**GIVEN PASSAGE**
○ ○ ○ ○ ○
From Chora Sfakion to Elafonisi Beach
Crete E-4
Imagine the path of your dreams. The one from your childhood, from the times you couldn’t read yet, you saw almost nothing but you were already addicted to looking at maps.


Kalderimi (Greek: καλντεριμι or καλντιριμι) is a word derived from Turkish language and means cobbled or paved mule track or trail. In Turkey, every paved road was called kaldirim – and this word in Turkish means “to raise”, “erect”. Like in many similar situation there is also popular etymology, which explain the meaning of kalderimi from purely Greek expression “kalos dromos” – good road.
The term kalderimi dates back to the period of the Turkish occupation of Greece, but the roads themselves are in many cases much older. They sometimes run along Roman or Venetian road lines. It should also be remembered that, by definition, kalderimi is a road, not a path. These routes were usually about 2 m wide – although there are cases of roads as wide as 4.5 m – and they were built in such a way that two fully laden mules could easily pass each other.
In Crete, the queen of the kalderimi  network is, of course, Vasiliki Strada, once crossing the island from north to south from Chania to Sugia, and recently beautifully renovated and adapted to tourist traffic on a 5-kilometer stretch from the village of Chosti to the asphalt road to the Omalos plateau. A large kalderimi network is also located in Zagori, and the famous stone bridges for which this region is famous are only small fragments of it. The Taygetos Challenge running competition in the Peloponnese runs largely on kalderimia (plural form), and on the Pelion peninsula, just in the area of the narrow-gauge railway from Ano Lechonia to Miles, the length of the network of these roads is tens of kilometers.
Once we are aware of the scale of the kalderimi phenomenon and look carefully around, the lines of these ancient roads are easily visible in the landscape. Especially in Crete, where due to the rocky ground and residual vegetation, a large part of these trails has stone walls on both sides. Easy to see, much harder to walk. Harder because on the one hand, they are full of new, uneven stones, and even huge boulders (I don’t understand where they come from), on the other hand, unused roads quickly become overgrown with impassable thickets.


South End Gallery
All the photos below were taken on the E4 path on the south coast of Crete. This trail leads almost all the time by the sea, although not always by the very shore. On November 1-5, 2021, I ran the entire route from Chora Sfakion to Elafonisi Beach and back. Total is about 170 km.


kalderimi - the best trail for runners

From the point of view of runners or tourists, however, the most interesting is the structure of the kalderimi network. Well, modern asphalt roads are by definition long-distance and connect individual towns and villages, running – if possible – along the line of contour lines, i.e. in possibly flat terrain. Kalderimia are primarily local roads, connecting the center of the village with various places scattered around, i.e. with chapels, water sources, agricultural fields or shepherd’s huts (mitata). That is why kalderimia very often lead into the mountains, they are full of steep sections, ascents and descents. When the terrain becomes too steep, the kalderimi take the form of stairs, with steps of varying sizes, and the most famous surviving fragments have this form (Vradeto Stairs, Monodendri Steps or the section across the Aradena Gorge. No wheeled vehicles were intended to move on them, and for mules and people steps are no obstacle. Due to its structure, the kalderimi network is ideal for runners and hikers, and thus for all explorers – by definition, these roads lead into the wilderness.
○ ○ ○ ○ ○
**WRITTEN PROBLEM**
Please extend the passage on kalderimi mule roads, picking up after its final sentence. The data comes from a source separate from the passage on kalderimi mule roads.

**SOURCE MATERIAL**
○ ○ ○ ○ ○
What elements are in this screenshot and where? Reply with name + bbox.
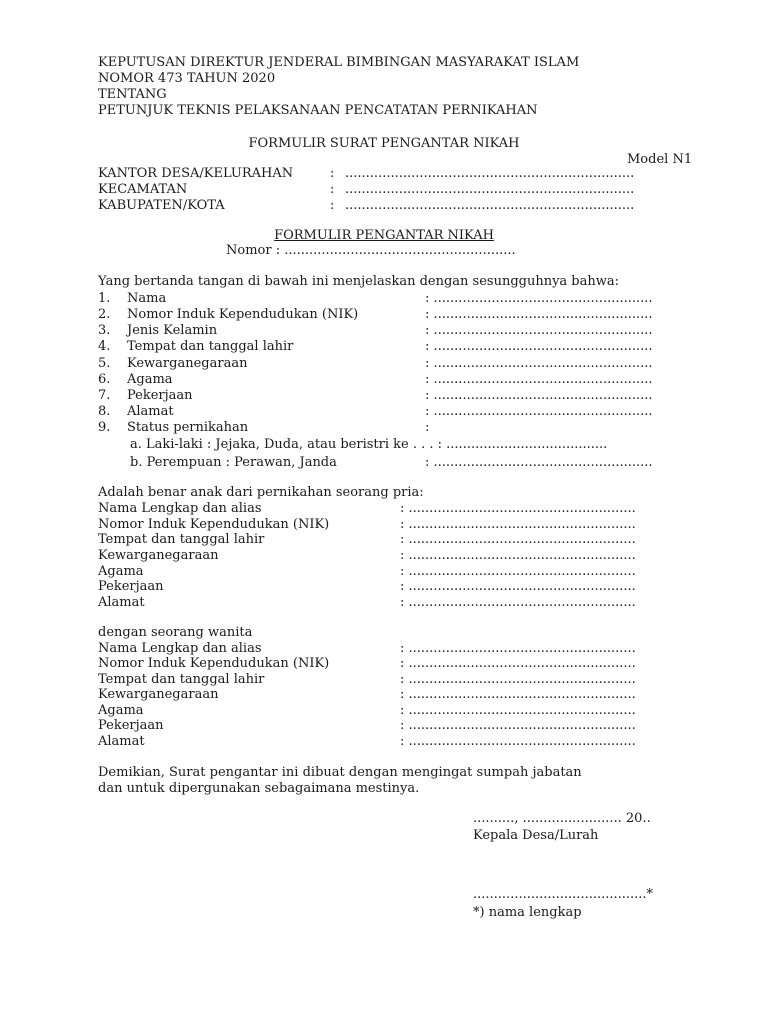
○ ○ ○ ○ ○
**WRITTEN RESPONSE**
Aradena Trail - kalderimi in Sfakia region

A few days ago, after a night run through Lefka Ori, I rested a few days in Anopoli on the southern side of the White Mountains massif. Anthony suggested a short 10km route around the area that seemed perfect for recovery runs. I took his suggestion and ran this loop twice, day after day. The entire essay below is inspired by experiences on this amazing road.
It is worth mentioning at the beginning that the village of Anopoli is part of the very mountainous region of Sfakia – considered one of the most traditional and once the most inaccessible areas of Crete. Suffice it to say that the famous Samaria Gorge is also part of the municipality of Sfakia. Nevertheless, the village of Anopoli along with two others – Aradena and Agios Ioanis – are located on a vast plateau, or rather a flat valley, hanging about 600-800 m above sea level. The southern exposure and the mountains protecting the area from the north make it extremely dry there. The views are actually quite limited: the Libyan Sea is  not visible (unless you climb the small southern hills), the White Mountains rise in a mighty ridge to the north, but only a few of the nearest peaks are visible, the rest are hidden somewhere over the horizon.
Since a plateau or a gentle valley, on the 10 km that I was supposed to run, I did not expect any major difficulties. And indeed, the numbers do not indicate problems. Even after some modifications that I made to the original route on the second day, it was difficult to accumulate 10 km (9.8 km to be exact) and about 450 m of elevation gain. There are no long ascents on the route, and there are few steep sections. Nevertheless, the described route makes an amazing impression. As a recovery run, it’s great, although it’s best to be rested when facing it.
First of all, it turned out that it mostly leads along the former kalderimi. It is therefore a great opportunity to get acquainted with a piece of Crete’s communication heritage in practice. It’s just that practice differs quite significantly from the theoretical descriptions that I presented above.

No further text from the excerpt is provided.